Can you repeat the MC Serch article from "posted March 12, 2007" to "on The Takeover.", swapping "3rd Bass" for "Third Bass"?
··· Extract provided ···
MC Serch: The Serch Has Only Just Begun

posted March 12, 2007 12:00:00 AM CDT | 25 comments

With the ending of VH-1s, the (White) Rapper Show, it would seem that MC Serch would be searching for a new gig. The New York native, who once was a part of the infamous hip-hop group, 3rd Bass, went on to create Serchlite Music. If it sounds familiar, its probably because you heard Jay use it in a line to go at Nas on The Takeover.

Although Serchs reign on the top of the Nielsen ratings is over (for now), the hip-hop legend preps his release of M.any Y.oung L.ives A.go: The 1994 Sessions. In 94, often referred to has the greatest year of hip-hop (or when hip-hop died), Serch dug through the crates and created a beautiful sonic landscape. More than ten years later, hes sitting down with HHDX as he talks about why he's just now releasing the joint, gives his thoughts about the (White) Rapper Show and has a startling revelation about John Brown.
··· Source data ···
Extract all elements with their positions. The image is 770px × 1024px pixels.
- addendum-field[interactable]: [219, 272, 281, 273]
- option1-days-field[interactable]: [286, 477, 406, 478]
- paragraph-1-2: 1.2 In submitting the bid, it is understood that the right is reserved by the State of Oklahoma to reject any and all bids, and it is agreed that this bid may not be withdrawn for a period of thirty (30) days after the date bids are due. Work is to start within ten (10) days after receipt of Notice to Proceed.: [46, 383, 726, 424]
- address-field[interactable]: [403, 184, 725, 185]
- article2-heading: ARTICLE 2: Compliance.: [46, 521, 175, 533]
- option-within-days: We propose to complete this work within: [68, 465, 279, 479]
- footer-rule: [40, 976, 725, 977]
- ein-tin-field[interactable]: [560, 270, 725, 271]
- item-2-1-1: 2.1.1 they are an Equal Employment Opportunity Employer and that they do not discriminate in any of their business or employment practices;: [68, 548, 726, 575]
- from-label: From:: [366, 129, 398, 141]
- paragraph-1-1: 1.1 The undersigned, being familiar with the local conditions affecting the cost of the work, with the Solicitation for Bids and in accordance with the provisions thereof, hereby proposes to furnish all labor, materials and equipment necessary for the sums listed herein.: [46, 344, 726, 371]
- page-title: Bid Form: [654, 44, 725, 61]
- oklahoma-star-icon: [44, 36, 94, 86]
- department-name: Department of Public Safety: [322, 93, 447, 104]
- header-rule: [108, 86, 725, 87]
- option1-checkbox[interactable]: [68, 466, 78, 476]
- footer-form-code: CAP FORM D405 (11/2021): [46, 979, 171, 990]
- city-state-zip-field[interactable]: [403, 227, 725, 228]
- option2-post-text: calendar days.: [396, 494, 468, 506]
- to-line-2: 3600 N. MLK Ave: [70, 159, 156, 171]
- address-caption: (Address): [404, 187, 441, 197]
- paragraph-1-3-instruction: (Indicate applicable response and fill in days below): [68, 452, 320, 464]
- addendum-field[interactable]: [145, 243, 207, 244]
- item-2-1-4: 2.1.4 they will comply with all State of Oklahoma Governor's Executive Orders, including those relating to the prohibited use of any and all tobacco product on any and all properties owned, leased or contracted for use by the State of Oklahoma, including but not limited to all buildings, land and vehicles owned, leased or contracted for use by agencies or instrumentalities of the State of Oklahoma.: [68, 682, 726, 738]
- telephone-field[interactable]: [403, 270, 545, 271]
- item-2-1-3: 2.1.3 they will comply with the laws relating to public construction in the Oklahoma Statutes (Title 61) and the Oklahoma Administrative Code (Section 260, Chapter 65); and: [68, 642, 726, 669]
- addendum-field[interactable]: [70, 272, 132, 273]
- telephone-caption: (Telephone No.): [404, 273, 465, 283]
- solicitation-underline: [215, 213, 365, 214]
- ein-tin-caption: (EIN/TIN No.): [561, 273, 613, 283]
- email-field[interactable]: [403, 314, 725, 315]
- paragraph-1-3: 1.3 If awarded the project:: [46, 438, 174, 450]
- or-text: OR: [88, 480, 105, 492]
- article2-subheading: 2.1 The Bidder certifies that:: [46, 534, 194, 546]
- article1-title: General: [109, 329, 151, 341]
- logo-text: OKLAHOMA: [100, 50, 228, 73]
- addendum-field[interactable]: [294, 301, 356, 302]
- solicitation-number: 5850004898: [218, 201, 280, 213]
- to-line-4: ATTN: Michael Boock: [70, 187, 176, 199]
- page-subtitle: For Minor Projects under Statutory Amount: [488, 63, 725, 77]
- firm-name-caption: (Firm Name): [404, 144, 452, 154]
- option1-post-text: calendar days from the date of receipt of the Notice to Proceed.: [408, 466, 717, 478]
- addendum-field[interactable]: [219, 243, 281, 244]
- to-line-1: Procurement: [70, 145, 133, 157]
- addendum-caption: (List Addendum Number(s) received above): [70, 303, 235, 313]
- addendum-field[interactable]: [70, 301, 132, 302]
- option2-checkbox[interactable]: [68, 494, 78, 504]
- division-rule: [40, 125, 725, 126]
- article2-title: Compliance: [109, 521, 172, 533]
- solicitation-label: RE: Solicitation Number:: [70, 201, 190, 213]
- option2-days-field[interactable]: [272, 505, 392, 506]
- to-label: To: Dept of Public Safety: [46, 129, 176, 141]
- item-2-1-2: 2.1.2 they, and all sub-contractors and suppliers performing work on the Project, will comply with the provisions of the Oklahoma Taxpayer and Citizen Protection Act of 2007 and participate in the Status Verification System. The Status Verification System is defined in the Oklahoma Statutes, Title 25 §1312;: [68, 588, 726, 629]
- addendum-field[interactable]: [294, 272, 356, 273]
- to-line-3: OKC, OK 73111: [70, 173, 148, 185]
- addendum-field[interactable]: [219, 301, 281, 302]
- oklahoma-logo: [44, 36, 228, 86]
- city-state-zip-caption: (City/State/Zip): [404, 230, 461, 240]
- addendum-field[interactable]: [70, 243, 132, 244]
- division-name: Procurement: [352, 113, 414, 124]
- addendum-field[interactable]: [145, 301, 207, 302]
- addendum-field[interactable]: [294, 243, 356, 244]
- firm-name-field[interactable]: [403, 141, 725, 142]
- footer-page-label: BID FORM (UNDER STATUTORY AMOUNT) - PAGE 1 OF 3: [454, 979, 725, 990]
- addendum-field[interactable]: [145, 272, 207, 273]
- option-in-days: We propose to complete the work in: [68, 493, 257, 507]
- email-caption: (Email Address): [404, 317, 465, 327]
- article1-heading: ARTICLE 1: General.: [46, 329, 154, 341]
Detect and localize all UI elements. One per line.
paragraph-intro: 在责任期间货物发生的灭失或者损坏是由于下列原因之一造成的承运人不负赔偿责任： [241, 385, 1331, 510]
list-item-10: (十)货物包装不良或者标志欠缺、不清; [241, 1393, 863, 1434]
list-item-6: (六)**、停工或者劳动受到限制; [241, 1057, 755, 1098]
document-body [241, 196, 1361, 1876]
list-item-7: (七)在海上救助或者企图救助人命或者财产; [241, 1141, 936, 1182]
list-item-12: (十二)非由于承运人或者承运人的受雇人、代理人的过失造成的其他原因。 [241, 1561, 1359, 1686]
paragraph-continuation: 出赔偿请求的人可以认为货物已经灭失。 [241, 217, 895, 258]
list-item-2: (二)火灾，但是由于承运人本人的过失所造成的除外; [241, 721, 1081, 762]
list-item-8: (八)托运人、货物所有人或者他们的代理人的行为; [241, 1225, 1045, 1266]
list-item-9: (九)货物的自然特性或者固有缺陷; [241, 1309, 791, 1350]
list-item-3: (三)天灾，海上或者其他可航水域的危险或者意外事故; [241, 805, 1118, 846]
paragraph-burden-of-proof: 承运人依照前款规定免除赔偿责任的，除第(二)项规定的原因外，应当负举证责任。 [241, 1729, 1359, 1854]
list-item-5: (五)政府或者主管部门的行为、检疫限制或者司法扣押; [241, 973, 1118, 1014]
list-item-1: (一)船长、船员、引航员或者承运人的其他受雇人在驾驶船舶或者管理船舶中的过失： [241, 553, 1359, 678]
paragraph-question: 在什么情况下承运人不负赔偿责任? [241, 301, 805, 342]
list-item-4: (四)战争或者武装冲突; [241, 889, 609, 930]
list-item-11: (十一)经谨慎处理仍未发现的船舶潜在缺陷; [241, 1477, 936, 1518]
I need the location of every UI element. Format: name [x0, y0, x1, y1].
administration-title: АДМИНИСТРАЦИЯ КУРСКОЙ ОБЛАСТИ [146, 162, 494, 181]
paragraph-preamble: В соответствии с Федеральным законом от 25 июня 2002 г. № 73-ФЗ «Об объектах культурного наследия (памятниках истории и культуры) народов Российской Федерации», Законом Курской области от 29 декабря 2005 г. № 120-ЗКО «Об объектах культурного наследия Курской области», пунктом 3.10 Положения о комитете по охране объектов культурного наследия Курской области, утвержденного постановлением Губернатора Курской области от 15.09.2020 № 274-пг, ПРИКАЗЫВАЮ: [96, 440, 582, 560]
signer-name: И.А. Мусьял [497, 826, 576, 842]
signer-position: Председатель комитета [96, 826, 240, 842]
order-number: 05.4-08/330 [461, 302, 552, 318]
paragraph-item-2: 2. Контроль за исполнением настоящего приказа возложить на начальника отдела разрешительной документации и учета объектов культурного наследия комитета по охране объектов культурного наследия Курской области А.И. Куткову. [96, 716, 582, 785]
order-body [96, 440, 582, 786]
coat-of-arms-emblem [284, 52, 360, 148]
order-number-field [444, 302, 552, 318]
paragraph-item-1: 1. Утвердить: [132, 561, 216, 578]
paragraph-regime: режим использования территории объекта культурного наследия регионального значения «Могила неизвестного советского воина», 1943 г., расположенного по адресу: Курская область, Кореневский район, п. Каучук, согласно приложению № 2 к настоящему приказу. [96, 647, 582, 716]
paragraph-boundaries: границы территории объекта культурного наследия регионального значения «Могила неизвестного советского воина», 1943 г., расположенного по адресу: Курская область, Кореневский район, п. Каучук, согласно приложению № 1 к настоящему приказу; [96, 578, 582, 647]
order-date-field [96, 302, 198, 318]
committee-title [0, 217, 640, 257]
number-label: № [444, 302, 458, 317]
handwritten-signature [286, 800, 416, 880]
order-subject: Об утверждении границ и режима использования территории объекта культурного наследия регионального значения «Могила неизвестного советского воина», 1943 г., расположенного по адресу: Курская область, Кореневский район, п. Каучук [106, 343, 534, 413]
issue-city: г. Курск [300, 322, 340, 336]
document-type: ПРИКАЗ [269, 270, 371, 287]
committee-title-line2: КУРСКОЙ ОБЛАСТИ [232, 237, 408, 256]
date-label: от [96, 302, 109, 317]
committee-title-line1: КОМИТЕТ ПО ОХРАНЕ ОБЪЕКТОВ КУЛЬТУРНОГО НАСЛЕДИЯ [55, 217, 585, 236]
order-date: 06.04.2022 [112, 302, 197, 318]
···
> **Solution for this exercise**
posted March 12, 2007 12:00:00 AM CDT | 25 comments

With the ending of VH-1s, the (White) Rapper Show, it would seem that MC Serch would be searching for a new gig. The New York native, who once was a part of the infamous hip-hop group, Third Bass, went on to create Serchlite Music. If it sounds familiar, its probably because you heard Jay use it in a line to go at Nas on The Takeover.